Stored data

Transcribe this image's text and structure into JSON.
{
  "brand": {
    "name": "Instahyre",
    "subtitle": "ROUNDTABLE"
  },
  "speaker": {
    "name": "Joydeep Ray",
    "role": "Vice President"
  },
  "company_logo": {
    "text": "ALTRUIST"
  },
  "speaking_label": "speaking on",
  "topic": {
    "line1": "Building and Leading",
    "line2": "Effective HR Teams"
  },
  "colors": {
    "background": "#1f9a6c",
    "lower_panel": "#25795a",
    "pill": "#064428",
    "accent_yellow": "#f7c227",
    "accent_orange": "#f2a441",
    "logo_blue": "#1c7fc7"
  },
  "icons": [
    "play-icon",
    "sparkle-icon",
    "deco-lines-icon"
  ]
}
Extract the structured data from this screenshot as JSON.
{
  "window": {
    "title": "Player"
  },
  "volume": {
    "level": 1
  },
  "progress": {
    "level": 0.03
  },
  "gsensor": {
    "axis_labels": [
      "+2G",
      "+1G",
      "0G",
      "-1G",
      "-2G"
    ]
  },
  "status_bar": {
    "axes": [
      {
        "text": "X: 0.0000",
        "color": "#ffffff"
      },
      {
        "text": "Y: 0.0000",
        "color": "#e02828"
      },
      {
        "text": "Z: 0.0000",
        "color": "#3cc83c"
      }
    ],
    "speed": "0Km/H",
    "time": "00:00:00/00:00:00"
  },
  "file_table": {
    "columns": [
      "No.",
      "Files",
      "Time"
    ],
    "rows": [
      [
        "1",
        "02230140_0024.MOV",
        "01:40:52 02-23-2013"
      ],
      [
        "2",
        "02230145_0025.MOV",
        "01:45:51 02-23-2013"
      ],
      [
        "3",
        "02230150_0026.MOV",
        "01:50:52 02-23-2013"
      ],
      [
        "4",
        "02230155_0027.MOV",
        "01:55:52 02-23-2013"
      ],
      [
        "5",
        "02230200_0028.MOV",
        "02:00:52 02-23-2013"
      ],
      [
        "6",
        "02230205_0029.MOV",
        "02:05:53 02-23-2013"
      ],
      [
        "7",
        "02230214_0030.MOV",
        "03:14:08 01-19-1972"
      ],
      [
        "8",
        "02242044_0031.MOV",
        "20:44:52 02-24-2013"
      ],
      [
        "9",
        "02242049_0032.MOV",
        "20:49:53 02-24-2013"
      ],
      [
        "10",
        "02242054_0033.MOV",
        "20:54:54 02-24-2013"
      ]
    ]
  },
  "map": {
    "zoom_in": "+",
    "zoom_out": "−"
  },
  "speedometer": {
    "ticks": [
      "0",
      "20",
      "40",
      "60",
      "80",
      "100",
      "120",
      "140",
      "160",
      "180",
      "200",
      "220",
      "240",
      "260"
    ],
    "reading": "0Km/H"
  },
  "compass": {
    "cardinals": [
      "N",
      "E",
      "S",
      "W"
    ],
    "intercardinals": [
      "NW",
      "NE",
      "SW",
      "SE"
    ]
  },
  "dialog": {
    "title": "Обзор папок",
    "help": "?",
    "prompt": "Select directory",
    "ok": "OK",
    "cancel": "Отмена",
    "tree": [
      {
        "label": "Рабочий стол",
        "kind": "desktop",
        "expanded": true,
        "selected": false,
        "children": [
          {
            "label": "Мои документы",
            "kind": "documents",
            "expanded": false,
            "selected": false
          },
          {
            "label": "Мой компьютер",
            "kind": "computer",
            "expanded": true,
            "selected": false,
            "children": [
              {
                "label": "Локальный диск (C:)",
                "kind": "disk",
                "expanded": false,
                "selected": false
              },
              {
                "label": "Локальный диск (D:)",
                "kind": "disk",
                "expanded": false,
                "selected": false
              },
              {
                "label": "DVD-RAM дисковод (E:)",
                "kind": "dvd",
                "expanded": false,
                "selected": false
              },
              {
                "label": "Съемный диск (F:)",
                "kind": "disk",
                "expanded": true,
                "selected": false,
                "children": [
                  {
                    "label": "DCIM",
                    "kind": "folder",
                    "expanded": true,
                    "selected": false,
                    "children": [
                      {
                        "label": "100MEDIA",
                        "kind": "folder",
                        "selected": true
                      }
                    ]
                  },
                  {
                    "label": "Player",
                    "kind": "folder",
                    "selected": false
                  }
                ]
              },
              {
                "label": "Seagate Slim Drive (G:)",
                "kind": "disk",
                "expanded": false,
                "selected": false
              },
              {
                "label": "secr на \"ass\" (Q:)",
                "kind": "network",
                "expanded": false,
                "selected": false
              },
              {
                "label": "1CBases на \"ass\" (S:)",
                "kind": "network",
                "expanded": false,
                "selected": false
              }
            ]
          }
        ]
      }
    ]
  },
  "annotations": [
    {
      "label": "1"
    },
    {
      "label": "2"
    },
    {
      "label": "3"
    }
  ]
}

### [WHAT IS NEEDED]
Write the data back out verbatim.

### [FULL SOLUTION]
Transcribe this image's text and structure into JSON.
{
  "brand": {
    "name": "Instahyre",
    "subtitle": "ROUNDTABLE"
  },
  "speaker": {
    "name": "Joydeep Ray",
    "role": "Vice President"
  },
  "company_logo": {
    "text": "ALTRUIST"
  },
  "speaking_label": "speaking on",
  "topic": {
    "line1": "Building and Leading",
    "line2": "Effective HR Teams"
  },
  "colors": {
    "background": "#1f9a6c",
    "lower_panel": "#25795a",
    "pill": "#064428",
    "accent_yellow": "#f7c227",
    "accent_orange": "#f2a441",
    "logo_blue": "#1c7fc7"
  },
  "icons": [
    "play-icon",
    "sparkle-icon",
    "deco-lines-icon"
  ]
}
Extract the structured data from this screenshot as JSON.
{
  "window": {
    "title": "Player"
  },
  "volume": {
    "level": 1
  },
  "progress": {
    "level": 0.03
  },
  "gsensor": {
    "axis_labels": [
      "+2G",
      "+1G",
      "0G",
      "-1G",
      "-2G"
    ]
  },
  "status_bar": {
    "axes": [
      {
        "text": "X: 0.0000",
        "color": "#ffffff"
      },
      {
        "text": "Y: 0.0000",
        "color": "#e02828"
      },
      {
        "text": "Z: 0.0000",
        "color": "#3cc83c"
      }
    ],
    "speed": "0Km/H",
    "time": "00:00:00/00:00:00"
  },
  "file_table": {
    "columns": [
      "No.",
      "Files",
      "Time"
    ],
    "rows": [
      [
        "1",
        "02230140_0024.MOV",
        "01:40:52 02-23-2013"
      ],
      [
        "2",
        "02230145_0025.MOV",
        "01:45:51 02-23-2013"
      ],
      [
        "3",
        "02230150_0026.MOV",
        "01:50:52 02-23-2013"
      ],
      [
        "4",
        "02230155_0027.MOV",
        "01:55:52 02-23-2013"
      ],
      [
        "5",
        "02230200_0028.MOV",
        "02:00:52 02-23-2013"
      ],
      [
        "6",
        "02230205_0029.MOV",
        "02:05:53 02-23-2013"
      ],
      [
        "7",
        "02230214_0030.MOV",
        "03:14:08 01-19-1972"
      ],
      [
        "8",
        "02242044_0031.MOV",
        "20:44:52 02-24-2013"
      ],
      [
        "9",
        "02242049_0032.MOV",
        "20:49:53 02-24-2013"
      ],
      [
        "10",
        "02242054_0033.MOV",
        "20:54:54 02-24-2013"
      ]
    ]
  },
  "map": {
    "zoom_in": "+",
    "zoom_out": "−"
  },
  "speedometer": {
    "ticks": [
      "0",
      "20",
      "40",
      "60",
      "80",
      "100",
      "120",
      "140",
      "160",
      "180",
      "200",
      "220",
      "240",
      "260"
    ],
    "reading": "0Km/H"
  },
  "compass": {
    "cardinals": [
      "N",
      "E",
      "S",
      "W"
    ],
    "intercardinals": [
      "NW",
      "NE",
      "SW",
      "SE"
    ]
  },
  "dialog": {
    "title": "Обзор папок",
    "help": "?",
    "prompt": "Select directory",
    "ok": "OK",
    "cancel": "Отмена",
    "tree": [
      {
        "label": "Рабочий стол",
        "kind": "desktop",
        "expanded": true,
        "selected": false,
        "children": [
          {
            "label": "Мои документы",
            "kind": "documents",
            "expanded": false,
            "selected": false
          },
          {
            "label": "Мой компьютер",
            "kind": "computer",
            "expanded": true,
            "selected": false,
            "children": [
              {
                "label": "Локальный диск (C:)",
                "kind": "disk",
                "expanded": false,
                "selected": false
              },
              {
                "label": "Локальный диск (D:)",
                "kind": "disk",
                "expanded": false,
                "selected": false
              },
              {
                "label": "DVD-RAM дисковод (E:)",
                "kind": "dvd",
                "expanded": false,
                "selected": false
              },
              {
                "label": "Съемный диск (F:)",
                "kind": "disk",
                "expanded": true,
                "selected": false,
                "children": [
                  {
                    "label": "DCIM",
                    "kind": "folder",
                    "expanded": true,
                    "selected": false,
                    "children": [
                      {
                        "label": "100MEDIA",
                        "kind": "folder",
                        "selected": true
                      }
                    ]
                  },
                  {
                    "label": "Player",
                    "kind": "folder",
                    "selected": false
                  }
                ]
              },
              {
                "label": "Seagate Slim Drive (G:)",
                "kind": "disk",
                "expanded": false,
                "selected": false
              },
              {
                "label": "secr на \"ass\" (Q:)",
                "kind": "network",
                "expanded": false,
                "selected": false
              },
              {
                "label": "1CBases на \"ass\" (S:)",
                "kind": "network",
                "expanded": false,
                "selected": false
              }
            ]
          }
        ]
      }
    ]
  },
  "annotations": [
    {
      "label": "1"
    },
    {
      "label": "2"
    },
    {
      "label": "3"
    }
  ]
}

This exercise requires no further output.